[Extracts from a graphics dataset]
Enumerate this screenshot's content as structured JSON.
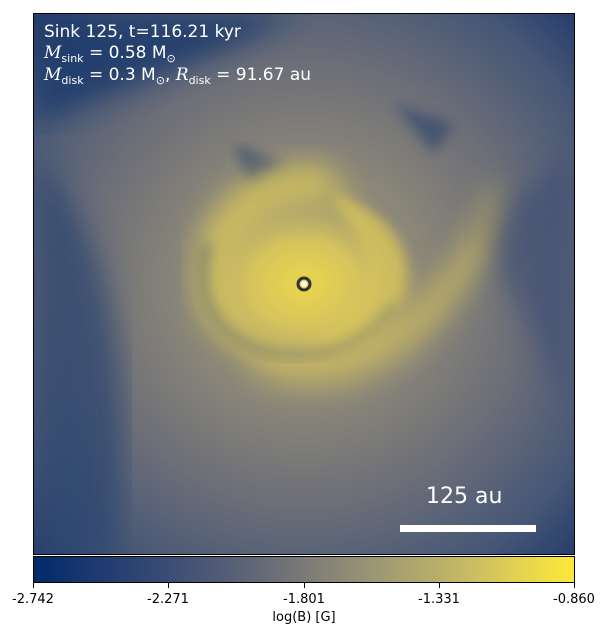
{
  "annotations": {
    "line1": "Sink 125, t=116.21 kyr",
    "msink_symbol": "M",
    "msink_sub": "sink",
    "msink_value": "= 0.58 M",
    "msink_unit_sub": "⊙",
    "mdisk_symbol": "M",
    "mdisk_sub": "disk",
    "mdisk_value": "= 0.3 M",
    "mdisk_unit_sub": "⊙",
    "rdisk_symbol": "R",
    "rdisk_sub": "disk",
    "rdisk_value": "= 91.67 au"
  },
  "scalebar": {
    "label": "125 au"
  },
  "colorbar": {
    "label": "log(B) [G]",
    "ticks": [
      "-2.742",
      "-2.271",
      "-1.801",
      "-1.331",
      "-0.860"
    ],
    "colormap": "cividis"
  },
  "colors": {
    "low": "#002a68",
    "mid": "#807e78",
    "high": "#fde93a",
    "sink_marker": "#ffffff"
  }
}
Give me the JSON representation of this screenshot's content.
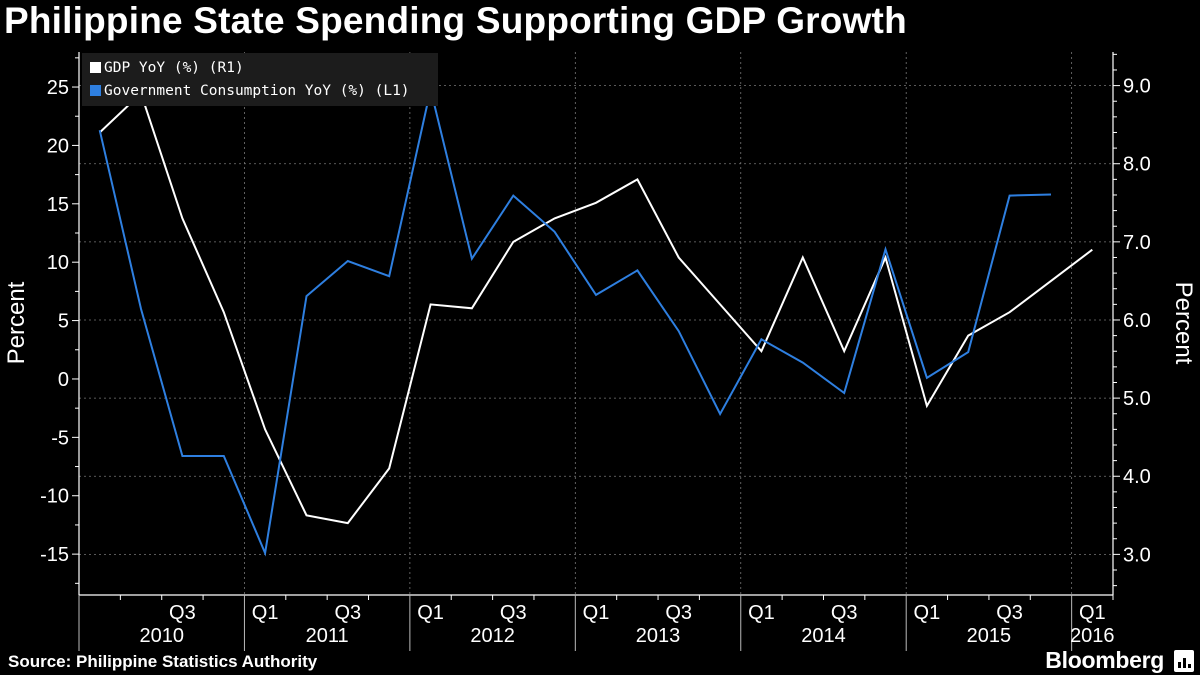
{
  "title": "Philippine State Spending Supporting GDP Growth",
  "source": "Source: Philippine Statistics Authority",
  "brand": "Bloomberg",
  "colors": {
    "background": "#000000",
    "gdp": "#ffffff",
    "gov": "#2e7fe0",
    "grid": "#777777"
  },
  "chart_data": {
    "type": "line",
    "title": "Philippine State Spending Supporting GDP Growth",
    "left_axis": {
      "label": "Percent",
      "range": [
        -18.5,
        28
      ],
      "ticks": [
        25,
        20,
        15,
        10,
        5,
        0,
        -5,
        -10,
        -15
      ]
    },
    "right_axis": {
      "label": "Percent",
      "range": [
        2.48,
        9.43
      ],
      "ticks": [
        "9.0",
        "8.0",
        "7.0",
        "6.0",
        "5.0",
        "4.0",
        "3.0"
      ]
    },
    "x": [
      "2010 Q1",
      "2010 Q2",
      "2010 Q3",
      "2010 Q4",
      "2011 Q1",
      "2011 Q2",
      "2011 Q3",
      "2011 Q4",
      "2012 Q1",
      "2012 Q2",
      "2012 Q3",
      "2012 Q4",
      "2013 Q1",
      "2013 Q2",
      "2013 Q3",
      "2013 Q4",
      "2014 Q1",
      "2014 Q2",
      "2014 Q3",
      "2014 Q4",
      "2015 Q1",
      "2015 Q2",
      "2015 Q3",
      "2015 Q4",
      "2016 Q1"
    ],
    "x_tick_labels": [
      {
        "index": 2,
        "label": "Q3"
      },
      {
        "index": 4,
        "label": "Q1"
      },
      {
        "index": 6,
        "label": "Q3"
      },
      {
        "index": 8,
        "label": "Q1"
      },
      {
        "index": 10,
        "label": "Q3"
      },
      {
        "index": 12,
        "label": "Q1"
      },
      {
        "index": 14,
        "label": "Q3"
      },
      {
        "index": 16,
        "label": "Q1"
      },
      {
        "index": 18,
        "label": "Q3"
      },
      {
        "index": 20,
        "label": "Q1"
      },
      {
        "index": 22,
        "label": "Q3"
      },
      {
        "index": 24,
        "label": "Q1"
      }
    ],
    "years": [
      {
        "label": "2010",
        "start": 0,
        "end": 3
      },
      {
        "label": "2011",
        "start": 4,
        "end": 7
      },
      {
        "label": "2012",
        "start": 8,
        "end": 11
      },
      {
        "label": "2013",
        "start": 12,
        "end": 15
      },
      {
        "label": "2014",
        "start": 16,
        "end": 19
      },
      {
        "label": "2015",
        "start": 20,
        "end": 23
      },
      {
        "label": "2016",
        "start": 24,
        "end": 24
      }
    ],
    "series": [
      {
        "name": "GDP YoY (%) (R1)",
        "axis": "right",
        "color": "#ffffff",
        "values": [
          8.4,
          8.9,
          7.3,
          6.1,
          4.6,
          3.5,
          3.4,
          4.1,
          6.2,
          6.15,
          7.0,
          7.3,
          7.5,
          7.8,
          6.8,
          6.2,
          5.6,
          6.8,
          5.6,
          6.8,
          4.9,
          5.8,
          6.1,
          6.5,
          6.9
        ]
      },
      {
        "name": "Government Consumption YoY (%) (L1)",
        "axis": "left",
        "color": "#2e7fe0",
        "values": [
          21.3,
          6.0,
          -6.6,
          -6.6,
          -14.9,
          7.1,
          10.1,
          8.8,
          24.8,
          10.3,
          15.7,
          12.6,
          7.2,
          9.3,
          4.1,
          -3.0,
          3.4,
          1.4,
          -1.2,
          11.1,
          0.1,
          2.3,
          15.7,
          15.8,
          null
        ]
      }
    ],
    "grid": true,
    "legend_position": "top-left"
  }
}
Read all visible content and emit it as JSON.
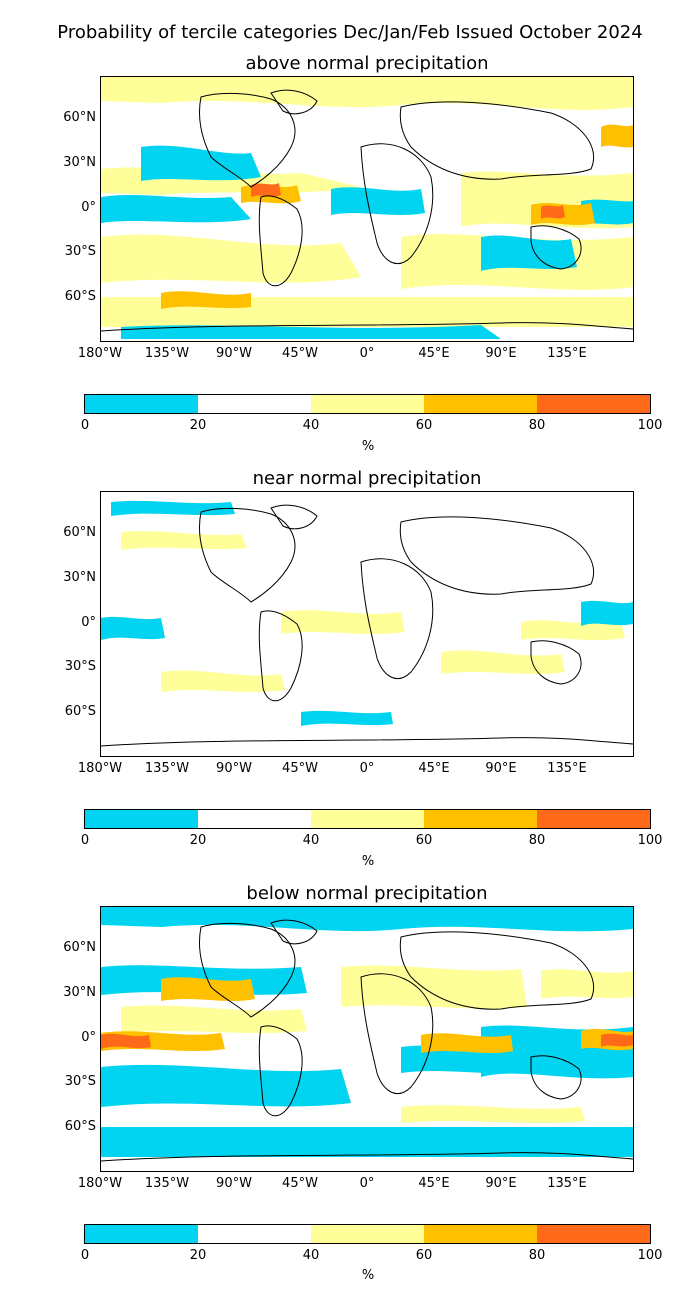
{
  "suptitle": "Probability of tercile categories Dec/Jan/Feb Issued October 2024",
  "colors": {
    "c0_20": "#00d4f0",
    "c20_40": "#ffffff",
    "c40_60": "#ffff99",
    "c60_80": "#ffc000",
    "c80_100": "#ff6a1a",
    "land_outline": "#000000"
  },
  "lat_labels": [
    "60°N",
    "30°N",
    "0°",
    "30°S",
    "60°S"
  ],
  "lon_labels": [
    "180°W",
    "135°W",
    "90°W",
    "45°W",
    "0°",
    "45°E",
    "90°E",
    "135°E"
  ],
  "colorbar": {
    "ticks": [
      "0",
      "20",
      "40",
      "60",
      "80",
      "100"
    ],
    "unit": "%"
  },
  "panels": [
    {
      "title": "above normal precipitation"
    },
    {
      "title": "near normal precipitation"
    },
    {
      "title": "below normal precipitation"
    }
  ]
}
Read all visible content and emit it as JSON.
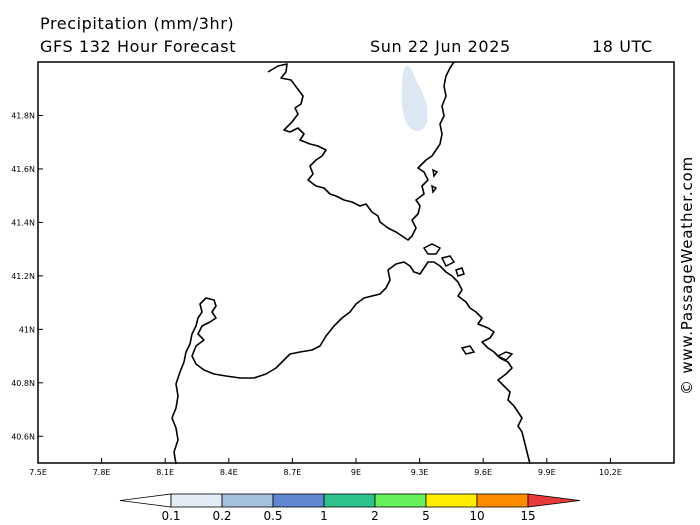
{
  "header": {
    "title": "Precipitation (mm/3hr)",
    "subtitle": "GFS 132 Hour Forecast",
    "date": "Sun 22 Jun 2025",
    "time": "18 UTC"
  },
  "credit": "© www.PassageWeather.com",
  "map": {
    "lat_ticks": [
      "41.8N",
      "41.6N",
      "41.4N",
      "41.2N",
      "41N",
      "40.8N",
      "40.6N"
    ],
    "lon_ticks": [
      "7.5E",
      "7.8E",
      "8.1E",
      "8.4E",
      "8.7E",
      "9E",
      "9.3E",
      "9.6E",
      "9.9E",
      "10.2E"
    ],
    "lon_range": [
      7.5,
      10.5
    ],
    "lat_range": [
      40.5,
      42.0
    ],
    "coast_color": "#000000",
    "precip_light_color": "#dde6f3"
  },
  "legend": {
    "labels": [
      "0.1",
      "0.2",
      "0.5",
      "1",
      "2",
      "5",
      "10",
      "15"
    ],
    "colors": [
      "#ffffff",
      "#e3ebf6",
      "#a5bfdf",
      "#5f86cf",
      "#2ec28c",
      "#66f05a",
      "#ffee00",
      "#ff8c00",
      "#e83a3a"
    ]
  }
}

## TASK OBJECTIVE
Extract all the entries word for word; omit any pictures.

## WRITTEN ANSWER
Enumerate this screenshot's content as structured JSON.
{
  "annotations": {
    "line1": "Sink 125, t=116.21 kyr",
    "msink_symbol": "M",
    "msink_sub": "sink",
    "msink_value": "= 0.58 M",
    "msink_unit_sub": "⊙",
    "mdisk_symbol": "M",
    "mdisk_sub": "disk",
    "mdisk_value": "= 0.3 M",
    "mdisk_unit_sub": "⊙",
    "rdisk_symbol": "R",
    "rdisk_sub": "disk",
    "rdisk_value": "= 91.67 au"
  },
  "scalebar": {
    "label": "125 au"
  },
  "colorbar": {
    "label": "log(B) [G]",
    "ticks": [
      "-2.742",
      "-2.271",
      "-1.801",
      "-1.331",
      "-0.860"
    ],
    "colormap": "cividis"
  },
  "colors": {
    "low": "#002a68",
    "mid": "#807e78",
    "high": "#fde93a",
    "sink_marker": "#ffffff"
  }
}
Give me the JSON representation of this screenshot's content.
{
  "title": "Philippine State Spending Supporting GDP Growth",
  "source": "Source: Philippine Statistics Authority",
  "brand": "Bloomberg",
  "colors": {
    "background": "#000000",
    "gdp": "#ffffff",
    "gov": "#2e7fe0",
    "grid": "#777777"
  },
  "chart_data": {
    "type": "line",
    "title": "Philippine State Spending Supporting GDP Growth",
    "left_axis": {
      "label": "Percent",
      "range": [
        -18.5,
        28
      ],
      "ticks": [
        25,
        20,
        15,
        10,
        5,
        0,
        -5,
        -10,
        -15
      ]
    },
    "right_axis": {
      "label": "Percent",
      "range": [
        2.48,
        9.43
      ],
      "ticks": [
        "9.0",
        "8.0",
        "7.0",
        "6.0",
        "5.0",
        "4.0",
        "3.0"
      ]
    },
    "x": [
      "2010 Q1",
      "2010 Q2",
      "2010 Q3",
      "2010 Q4",
      "2011 Q1",
      "2011 Q2",
      "2011 Q3",
      "2011 Q4",
      "2012 Q1",
      "2012 Q2",
      "2012 Q3",
      "2012 Q4",
      "2013 Q1",
      "2013 Q2",
      "2013 Q3",
      "2013 Q4",
      "2014 Q1",
      "2014 Q2",
      "2014 Q3",
      "2014 Q4",
      "2015 Q1",
      "2015 Q2",
      "2015 Q3",
      "2015 Q4",
      "2016 Q1"
    ],
    "x_tick_labels": [
      {
        "index": 2,
        "label": "Q3"
      },
      {
        "index": 4,
        "label": "Q1"
      },
      {
        "index": 6,
        "label": "Q3"
      },
      {
        "index": 8,
        "label": "Q1"
      },
      {
        "index": 10,
        "label": "Q3"
      },
      {
        "index": 12,
        "label": "Q1"
      },
      {
        "index": 14,
        "label": "Q3"
      },
      {
        "index": 16,
        "label": "Q1"
      },
      {
        "index": 18,
        "label": "Q3"
      },
      {
        "index": 20,
        "label": "Q1"
      },
      {
        "index": 22,
        "label": "Q3"
      },
      {
        "index": 24,
        "label": "Q1"
      }
    ],
    "years": [
      {
        "label": "2010",
        "start": 0,
        "end": 3
      },
      {
        "label": "2011",
        "start": 4,
        "end": 7
      },
      {
        "label": "2012",
        "start": 8,
        "end": 11
      },
      {
        "label": "2013",
        "start": 12,
        "end": 15
      },
      {
        "label": "2014",
        "start": 16,
        "end": 19
      },
      {
        "label": "2015",
        "start": 20,
        "end": 23
      },
      {
        "label": "2016",
        "start": 24,
        "end": 24
      }
    ],
    "series": [
      {
        "name": "GDP YoY (%) (R1)",
        "axis": "right",
        "color": "#ffffff",
        "values": [
          8.4,
          8.9,
          7.3,
          6.1,
          4.6,
          3.5,
          3.4,
          4.1,
          6.2,
          6.15,
          7.0,
          7.3,
          7.5,
          7.8,
          6.8,
          6.2,
          5.6,
          6.8,
          5.6,
          6.8,
          4.9,
          5.8,
          6.1,
          6.5,
          6.9
        ]
      },
      {
        "name": "Government Consumption YoY (%) (L1)",
        "axis": "left",
        "color": "#2e7fe0",
        "values": [
          21.3,
          6.0,
          -6.6,
          -6.6,
          -14.9,
          7.1,
          10.1,
          8.8,
          24.8,
          10.3,
          15.7,
          12.6,
          7.2,
          9.3,
          4.1,
          -3.0,
          3.4,
          1.4,
          -1.2,
          11.1,
          0.1,
          2.3,
          15.7,
          15.8,
          null
        ]
      }
    ],
    "grid": true,
    "legend_position": "top-left"
  }
}
Read all visible content and emit it as JSON.
{
  "suptitle": "Probability of tercile categories Dec/Jan/Feb Issued October 2024",
  "colors": {
    "c0_20": "#00d4f0",
    "c20_40": "#ffffff",
    "c40_60": "#ffff99",
    "c60_80": "#ffc000",
    "c80_100": "#ff6a1a",
    "land_outline": "#000000"
  },
  "lat_labels": [
    "60°N",
    "30°N",
    "0°",
    "30°S",
    "60°S"
  ],
  "lon_labels": [
    "180°W",
    "135°W",
    "90°W",
    "45°W",
    "0°",
    "45°E",
    "90°E",
    "135°E"
  ],
  "colorbar": {
    "ticks": [
      "0",
      "20",
      "40",
      "60",
      "80",
      "100"
    ],
    "unit": "%"
  },
  "panels": [
    {
      "title": "above normal precipitation"
    },
    {
      "title": "near normal precipitation"
    },
    {
      "title": "below normal precipitation"
    }
  ]
}
Read all visible content and emit it as JSON.
{
  "header": {
    "title": "Precipitation (mm/3hr)",
    "subtitle": "GFS 132 Hour Forecast",
    "date": "Sun 22 Jun 2025",
    "time": "18 UTC"
  },
  "credit": "© www.PassageWeather.com",
  "map": {
    "lat_ticks": [
      "41.8N",
      "41.6N",
      "41.4N",
      "41.2N",
      "41N",
      "40.8N",
      "40.6N"
    ],
    "lon_ticks": [
      "7.5E",
      "7.8E",
      "8.1E",
      "8.4E",
      "8.7E",
      "9E",
      "9.3E",
      "9.6E",
      "9.9E",
      "10.2E"
    ],
    "lon_range": [
      7.5,
      10.5
    ],
    "lat_range": [
      40.5,
      42.0
    ],
    "coast_color": "#000000",
    "precip_light_color": "#dde6f3"
  },
  "legend": {
    "labels": [
      "0.1",
      "0.2",
      "0.5",
      "1",
      "2",
      "5",
      "10",
      "15"
    ],
    "colors": [
      "#ffffff",
      "#e3ebf6",
      "#a5bfdf",
      "#5f86cf",
      "#2ec28c",
      "#66f05a",
      "#ffee00",
      "#ff8c00",
      "#e83a3a"
    ]
  }
}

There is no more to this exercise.